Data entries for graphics
════
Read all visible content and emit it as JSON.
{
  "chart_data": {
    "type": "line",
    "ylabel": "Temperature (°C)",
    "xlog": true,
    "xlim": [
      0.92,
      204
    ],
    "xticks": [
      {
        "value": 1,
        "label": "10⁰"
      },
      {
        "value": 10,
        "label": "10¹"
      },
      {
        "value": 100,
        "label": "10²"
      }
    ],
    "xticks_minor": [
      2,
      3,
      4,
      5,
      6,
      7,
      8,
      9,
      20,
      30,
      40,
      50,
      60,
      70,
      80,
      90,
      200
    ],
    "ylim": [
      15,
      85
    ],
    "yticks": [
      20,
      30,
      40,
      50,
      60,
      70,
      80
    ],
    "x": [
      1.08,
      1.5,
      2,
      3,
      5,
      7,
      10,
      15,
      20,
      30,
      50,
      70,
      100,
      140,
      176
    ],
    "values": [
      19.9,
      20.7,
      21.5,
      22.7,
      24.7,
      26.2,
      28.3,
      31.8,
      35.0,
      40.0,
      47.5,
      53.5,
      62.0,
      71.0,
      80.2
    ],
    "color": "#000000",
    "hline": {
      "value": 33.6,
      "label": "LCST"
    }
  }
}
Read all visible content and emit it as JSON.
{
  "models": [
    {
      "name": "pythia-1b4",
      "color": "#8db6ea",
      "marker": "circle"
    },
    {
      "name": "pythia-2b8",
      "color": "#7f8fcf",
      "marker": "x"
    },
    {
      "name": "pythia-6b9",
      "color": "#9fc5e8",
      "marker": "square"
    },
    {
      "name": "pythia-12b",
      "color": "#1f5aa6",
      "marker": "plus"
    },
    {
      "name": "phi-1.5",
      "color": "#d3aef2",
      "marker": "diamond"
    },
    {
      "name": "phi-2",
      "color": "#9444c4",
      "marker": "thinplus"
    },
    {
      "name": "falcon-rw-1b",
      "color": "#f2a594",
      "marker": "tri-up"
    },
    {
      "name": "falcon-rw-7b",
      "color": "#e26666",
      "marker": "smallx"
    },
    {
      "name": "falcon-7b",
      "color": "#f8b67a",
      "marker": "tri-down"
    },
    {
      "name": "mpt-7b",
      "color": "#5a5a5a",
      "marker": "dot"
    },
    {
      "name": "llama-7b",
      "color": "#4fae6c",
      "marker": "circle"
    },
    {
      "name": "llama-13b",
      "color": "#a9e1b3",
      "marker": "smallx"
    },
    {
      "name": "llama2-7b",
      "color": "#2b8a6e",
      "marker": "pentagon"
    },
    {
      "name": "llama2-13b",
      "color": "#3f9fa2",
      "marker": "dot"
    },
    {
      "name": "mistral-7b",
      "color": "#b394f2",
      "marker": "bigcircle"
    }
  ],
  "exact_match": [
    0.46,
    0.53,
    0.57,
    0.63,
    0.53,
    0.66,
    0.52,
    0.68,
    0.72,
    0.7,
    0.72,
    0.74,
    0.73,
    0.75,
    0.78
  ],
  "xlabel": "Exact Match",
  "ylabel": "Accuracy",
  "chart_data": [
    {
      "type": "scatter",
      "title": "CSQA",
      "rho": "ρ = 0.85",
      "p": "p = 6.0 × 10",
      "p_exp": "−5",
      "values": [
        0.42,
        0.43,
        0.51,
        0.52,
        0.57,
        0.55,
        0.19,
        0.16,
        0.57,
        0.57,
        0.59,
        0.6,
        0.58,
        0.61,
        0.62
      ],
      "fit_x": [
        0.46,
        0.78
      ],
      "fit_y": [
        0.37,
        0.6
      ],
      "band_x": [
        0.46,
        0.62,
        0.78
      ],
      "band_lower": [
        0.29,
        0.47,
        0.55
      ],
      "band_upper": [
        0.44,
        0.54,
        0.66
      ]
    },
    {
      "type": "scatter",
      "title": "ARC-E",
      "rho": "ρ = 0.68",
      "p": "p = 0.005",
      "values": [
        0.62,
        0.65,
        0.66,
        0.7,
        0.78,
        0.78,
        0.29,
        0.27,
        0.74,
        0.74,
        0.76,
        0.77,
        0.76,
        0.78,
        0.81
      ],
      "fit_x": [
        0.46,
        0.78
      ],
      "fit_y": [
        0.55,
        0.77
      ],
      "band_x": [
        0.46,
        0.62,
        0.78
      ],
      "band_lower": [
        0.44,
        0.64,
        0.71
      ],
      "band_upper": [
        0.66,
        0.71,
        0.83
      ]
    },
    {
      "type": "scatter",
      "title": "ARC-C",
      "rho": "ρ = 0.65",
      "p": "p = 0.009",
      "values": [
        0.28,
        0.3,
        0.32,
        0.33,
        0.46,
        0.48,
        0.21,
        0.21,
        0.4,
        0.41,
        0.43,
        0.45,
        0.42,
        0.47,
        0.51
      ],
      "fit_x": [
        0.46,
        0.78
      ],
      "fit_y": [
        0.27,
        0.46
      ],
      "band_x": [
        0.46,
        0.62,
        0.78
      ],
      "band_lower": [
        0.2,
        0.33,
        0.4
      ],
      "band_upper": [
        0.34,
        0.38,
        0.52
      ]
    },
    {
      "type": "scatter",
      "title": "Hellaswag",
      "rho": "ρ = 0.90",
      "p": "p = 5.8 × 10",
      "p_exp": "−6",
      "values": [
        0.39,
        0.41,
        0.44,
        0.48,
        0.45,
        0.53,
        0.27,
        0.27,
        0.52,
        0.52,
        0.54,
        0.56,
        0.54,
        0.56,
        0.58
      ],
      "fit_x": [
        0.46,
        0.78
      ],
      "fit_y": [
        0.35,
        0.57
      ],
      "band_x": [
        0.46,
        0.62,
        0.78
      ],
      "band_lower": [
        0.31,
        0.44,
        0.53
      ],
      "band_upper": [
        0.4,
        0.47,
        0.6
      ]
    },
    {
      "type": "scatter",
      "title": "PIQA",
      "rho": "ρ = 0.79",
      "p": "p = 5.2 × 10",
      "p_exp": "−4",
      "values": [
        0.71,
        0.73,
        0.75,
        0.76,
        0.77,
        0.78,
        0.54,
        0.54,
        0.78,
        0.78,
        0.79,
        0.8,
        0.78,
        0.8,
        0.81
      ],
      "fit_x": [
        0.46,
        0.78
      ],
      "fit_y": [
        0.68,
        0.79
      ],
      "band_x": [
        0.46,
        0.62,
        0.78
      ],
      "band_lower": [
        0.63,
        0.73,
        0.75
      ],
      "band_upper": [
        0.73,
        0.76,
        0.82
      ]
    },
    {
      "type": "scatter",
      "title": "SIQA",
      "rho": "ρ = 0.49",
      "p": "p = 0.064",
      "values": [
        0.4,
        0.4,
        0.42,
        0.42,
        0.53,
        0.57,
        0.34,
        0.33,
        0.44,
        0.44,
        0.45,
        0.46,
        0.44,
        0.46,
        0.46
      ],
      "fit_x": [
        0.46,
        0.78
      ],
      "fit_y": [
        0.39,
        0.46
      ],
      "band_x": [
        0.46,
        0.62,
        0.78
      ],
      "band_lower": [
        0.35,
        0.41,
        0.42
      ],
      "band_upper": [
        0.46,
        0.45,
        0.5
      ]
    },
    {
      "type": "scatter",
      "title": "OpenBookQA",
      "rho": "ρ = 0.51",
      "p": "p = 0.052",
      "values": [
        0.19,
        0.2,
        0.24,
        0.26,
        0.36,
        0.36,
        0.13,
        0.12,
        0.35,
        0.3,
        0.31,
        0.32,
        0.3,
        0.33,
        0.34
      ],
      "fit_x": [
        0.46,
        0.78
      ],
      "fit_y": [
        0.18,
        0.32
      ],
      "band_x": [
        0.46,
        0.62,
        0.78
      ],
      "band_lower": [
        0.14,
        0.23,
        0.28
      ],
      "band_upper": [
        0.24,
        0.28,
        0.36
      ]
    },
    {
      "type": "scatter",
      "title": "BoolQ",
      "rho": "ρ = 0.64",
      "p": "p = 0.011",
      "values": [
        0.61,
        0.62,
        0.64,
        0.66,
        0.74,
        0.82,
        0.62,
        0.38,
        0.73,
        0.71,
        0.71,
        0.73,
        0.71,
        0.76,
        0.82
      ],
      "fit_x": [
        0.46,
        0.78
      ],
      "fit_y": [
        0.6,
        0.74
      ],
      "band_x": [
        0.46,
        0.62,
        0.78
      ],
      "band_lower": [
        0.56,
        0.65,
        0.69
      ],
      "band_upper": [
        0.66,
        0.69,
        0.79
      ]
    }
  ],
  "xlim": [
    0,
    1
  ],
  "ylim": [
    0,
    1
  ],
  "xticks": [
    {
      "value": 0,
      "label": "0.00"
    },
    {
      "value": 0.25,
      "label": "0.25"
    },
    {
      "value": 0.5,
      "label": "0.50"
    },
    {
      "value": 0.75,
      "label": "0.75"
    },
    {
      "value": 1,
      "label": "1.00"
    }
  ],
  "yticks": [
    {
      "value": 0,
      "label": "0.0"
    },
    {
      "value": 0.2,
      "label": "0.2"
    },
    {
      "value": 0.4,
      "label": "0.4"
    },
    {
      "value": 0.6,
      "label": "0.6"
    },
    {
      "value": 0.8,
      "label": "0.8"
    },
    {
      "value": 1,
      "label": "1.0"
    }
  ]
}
════
Review the material and copy each line in which the word "title" appears.

      "title": "CSQA",
      "title": "ARC-E",
      "title": "ARC-C",
      "title": "Hellaswag",
      "title": "PIQA",
      "title": "SIQA",
      "title": "OpenBookQA",
      "title": "BoolQ",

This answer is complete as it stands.